To be done: Tally all lines containing the word "difference". Give the number alone.

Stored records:
[start]
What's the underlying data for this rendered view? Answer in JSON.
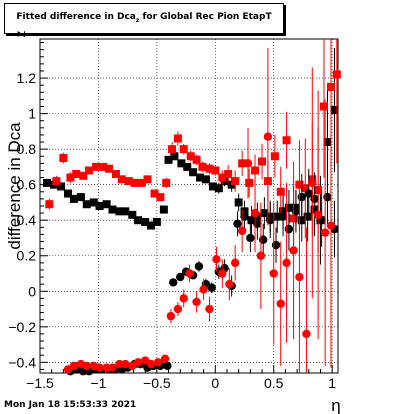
{
  "title": {
    "main": "Fitted difference in Dca",
    "subscript": "z",
    "rest": " for Global Rec Pion EtapT"
  },
  "footer": "Mon Jan 18 15:53:33 2021",
  "chart_data": {
    "type": "scatter",
    "xlabel": "η",
    "ylabel": "difference in Dca",
    "ylabel_subscript": "z",
    "xlim": [
      -1.5,
      1.05
    ],
    "ylim": [
      -0.46,
      1.42
    ],
    "xticks": [
      -1.5,
      -1,
      -0.5,
      0,
      0.5,
      1
    ],
    "xtick_labels": [
      "−1.5",
      "−1",
      "−0.5",
      "0",
      "0.5",
      "1"
    ],
    "yticks": [
      -0.4,
      -0.2,
      0,
      0.2,
      0.4,
      0.6,
      0.8,
      1,
      1.2
    ],
    "ytick_labels": [
      "−0.4",
      "−0.2",
      "0",
      "0.2",
      "0.4",
      "0.6",
      "0.8",
      "1",
      "1.2"
    ],
    "grid": true,
    "series": [
      {
        "marker": "square",
        "color": "#000000",
        "x": [
          -1.44,
          -1.38,
          -1.32,
          -1.26,
          -1.21,
          -1.15,
          -1.1,
          -1.04,
          -0.99,
          -0.93,
          -0.88,
          -0.82,
          -0.77,
          -0.71,
          -0.66,
          -0.6,
          -0.55,
          -0.5,
          -0.44,
          -0.4,
          -0.35,
          -0.29,
          -0.24,
          -0.19,
          -0.13,
          -0.08,
          -0.02,
          0.03,
          0.08,
          0.14,
          0.2,
          0.25,
          0.31,
          0.36,
          0.42,
          0.47,
          0.53,
          0.58,
          0.63,
          0.69,
          0.74,
          0.79,
          0.85,
          0.9,
          0.96,
          1.02
        ],
        "y": [
          0.61,
          0.6,
          0.59,
          0.55,
          0.52,
          0.53,
          0.49,
          0.5,
          0.48,
          0.49,
          0.46,
          0.45,
          0.45,
          0.43,
          0.4,
          0.39,
          0.37,
          0.39,
          0.46,
          0.74,
          0.76,
          0.72,
          0.7,
          0.67,
          0.64,
          0.63,
          0.59,
          0.58,
          0.62,
          0.6,
          0.5,
          0.45,
          0.4,
          0.42,
          0.44,
          0.42,
          0.42,
          0.45,
          0.47,
          0.47,
          0.4,
          0.42,
          0.46,
          0.4,
          0.84,
          1.02
        ],
        "err": [
          0.02,
          0.02,
          0.02,
          0.02,
          0.02,
          0.02,
          0.02,
          0.02,
          0.02,
          0.02,
          0.02,
          0.02,
          0.02,
          0.02,
          0.02,
          0.02,
          0.02,
          0.02,
          0.02,
          0.02,
          0.02,
          0.02,
          0.02,
          0.02,
          0.02,
          0.02,
          0.02,
          0.03,
          0.03,
          0.04,
          0.05,
          0.06,
          0.08,
          0.08,
          0.09,
          0.09,
          0.09,
          0.1,
          0.1,
          0.1,
          0.12,
          0.14,
          0.15,
          0.25,
          0.3,
          0.35
        ]
      },
      {
        "marker": "square",
        "color": "#ff0000",
        "x": [
          -1.42,
          -1.36,
          -1.3,
          -1.24,
          -1.19,
          -1.13,
          -1.08,
          -1.02,
          -0.96,
          -0.91,
          -0.85,
          -0.8,
          -0.74,
          -0.69,
          -0.63,
          -0.58,
          -0.52,
          -0.47,
          -0.42,
          -0.37,
          -0.32,
          -0.27,
          -0.21,
          -0.16,
          -0.11,
          -0.05,
          0.0,
          0.06,
          0.11,
          0.17,
          0.23,
          0.29,
          0.34,
          0.4,
          0.45,
          0.51,
          0.56,
          0.61,
          0.67,
          0.72,
          0.77,
          0.83,
          0.88,
          0.93,
          0.99,
          1.04
        ],
        "y": [
          0.49,
          0.62,
          0.75,
          0.64,
          0.66,
          0.65,
          0.68,
          0.7,
          0.7,
          0.69,
          0.66,
          0.63,
          0.62,
          0.61,
          0.61,
          0.63,
          0.55,
          0.53,
          0.61,
          0.8,
          0.86,
          0.8,
          0.76,
          0.74,
          0.7,
          0.69,
          0.68,
          0.64,
          0.66,
          0.62,
          0.72,
          0.61,
          0.68,
          0.73,
          0.62,
          0.76,
          0.56,
          0.85,
          0.41,
          0.6,
          0.58,
          0.63,
          0.57,
          1.04,
          1.15,
          1.22
        ],
        "err": [
          0.03,
          0.03,
          0.03,
          0.03,
          0.02,
          0.02,
          0.02,
          0.02,
          0.02,
          0.02,
          0.02,
          0.02,
          0.02,
          0.02,
          0.02,
          0.02,
          0.02,
          0.02,
          0.03,
          0.04,
          0.04,
          0.03,
          0.03,
          0.03,
          0.03,
          0.03,
          0.03,
          0.04,
          0.05,
          0.06,
          0.07,
          0.08,
          0.09,
          0.1,
          0.11,
          0.12,
          0.14,
          0.16,
          0.18,
          0.25,
          0.28,
          0.32,
          0.35,
          0.4,
          0.45,
          0.5
        ]
      },
      {
        "marker": "circle",
        "color": "#000000",
        "x": [
          -1.24,
          -1.19,
          -1.13,
          -1.08,
          -1.02,
          -0.97,
          -0.91,
          -0.86,
          -0.8,
          -0.75,
          -0.69,
          -0.64,
          -0.58,
          -0.53,
          -0.47,
          -0.41,
          -0.36,
          -0.3,
          -0.25,
          -0.19,
          -0.14,
          -0.08,
          -0.03,
          0.03,
          0.08,
          0.14,
          0.19,
          0.25,
          0.3,
          0.36,
          0.41,
          0.47,
          0.52,
          0.58,
          0.63,
          0.69,
          0.74,
          0.8,
          0.85,
          0.91,
          0.96,
          1.02
        ],
        "y": [
          -0.45,
          -0.44,
          -0.45,
          -0.45,
          -0.44,
          -0.44,
          -0.44,
          -0.44,
          -0.44,
          -0.43,
          -0.41,
          -0.41,
          -0.43,
          -0.42,
          -0.42,
          -0.42,
          0.05,
          0.08,
          0.11,
          0.09,
          0.14,
          0.04,
          0.02,
          0.11,
          0.13,
          0.03,
          0.38,
          0.42,
          0.3,
          0.38,
          0.29,
          0.4,
          0.26,
          0.42,
          0.35,
          0.45,
          0.53,
          0.55,
          0.52,
          0.4,
          0.53,
          0.35
        ],
        "err": [
          0.02,
          0.02,
          0.02,
          0.02,
          0.02,
          0.02,
          0.02,
          0.02,
          0.02,
          0.02,
          0.02,
          0.02,
          0.02,
          0.02,
          0.02,
          0.02,
          0.02,
          0.02,
          0.02,
          0.02,
          0.03,
          0.03,
          0.03,
          0.04,
          0.05,
          0.06,
          0.07,
          0.08,
          0.08,
          0.09,
          0.09,
          0.1,
          0.1,
          0.11,
          0.12,
          0.12,
          0.13,
          0.14,
          0.15,
          0.15,
          0.16,
          0.16
        ]
      },
      {
        "marker": "circle",
        "color": "#ff0000",
        "x": [
          -1.26,
          -1.21,
          -1.15,
          -1.1,
          -1.04,
          -0.99,
          -0.93,
          -0.88,
          -0.82,
          -0.77,
          -0.71,
          -0.66,
          -0.6,
          -0.55,
          -0.49,
          -0.43,
          -0.38,
          -0.32,
          -0.27,
          -0.22,
          -0.16,
          -0.1,
          -0.05,
          0.01,
          0.06,
          0.12,
          0.17,
          0.23,
          0.28,
          0.34,
          0.39,
          0.45,
          0.5,
          0.56,
          0.61,
          0.67,
          0.72,
          0.78,
          0.83,
          0.88,
          0.94,
          0.99
        ],
        "y": [
          -0.44,
          -0.42,
          -0.41,
          -0.42,
          -0.42,
          -0.43,
          -0.43,
          -0.43,
          -0.41,
          -0.41,
          -0.42,
          -0.4,
          -0.39,
          -0.41,
          -0.4,
          -0.38,
          -0.14,
          -0.1,
          -0.04,
          0.1,
          -0.06,
          0.01,
          -0.1,
          0.18,
          0.1,
          0.04,
          0.16,
          0.34,
          0.72,
          0.44,
          0.2,
          0.87,
          0.1,
          -0.07,
          0.16,
          0.23,
          0.08,
          -0.24,
          0.61,
          0.43,
          0.33,
          0.37
        ],
        "err": [
          0.02,
          0.02,
          0.02,
          0.02,
          0.02,
          0.02,
          0.02,
          0.02,
          0.02,
          0.02,
          0.02,
          0.02,
          0.02,
          0.02,
          0.02,
          0.02,
          0.04,
          0.04,
          0.05,
          0.05,
          0.06,
          0.06,
          0.07,
          0.07,
          0.08,
          0.09,
          0.1,
          0.12,
          0.2,
          0.22,
          0.3,
          0.5,
          0.4,
          0.35,
          0.45,
          0.5,
          0.55,
          0.6,
          0.65,
          0.7,
          0.75,
          0.8
        ]
      }
    ]
  }
}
[end]
Completed task: 2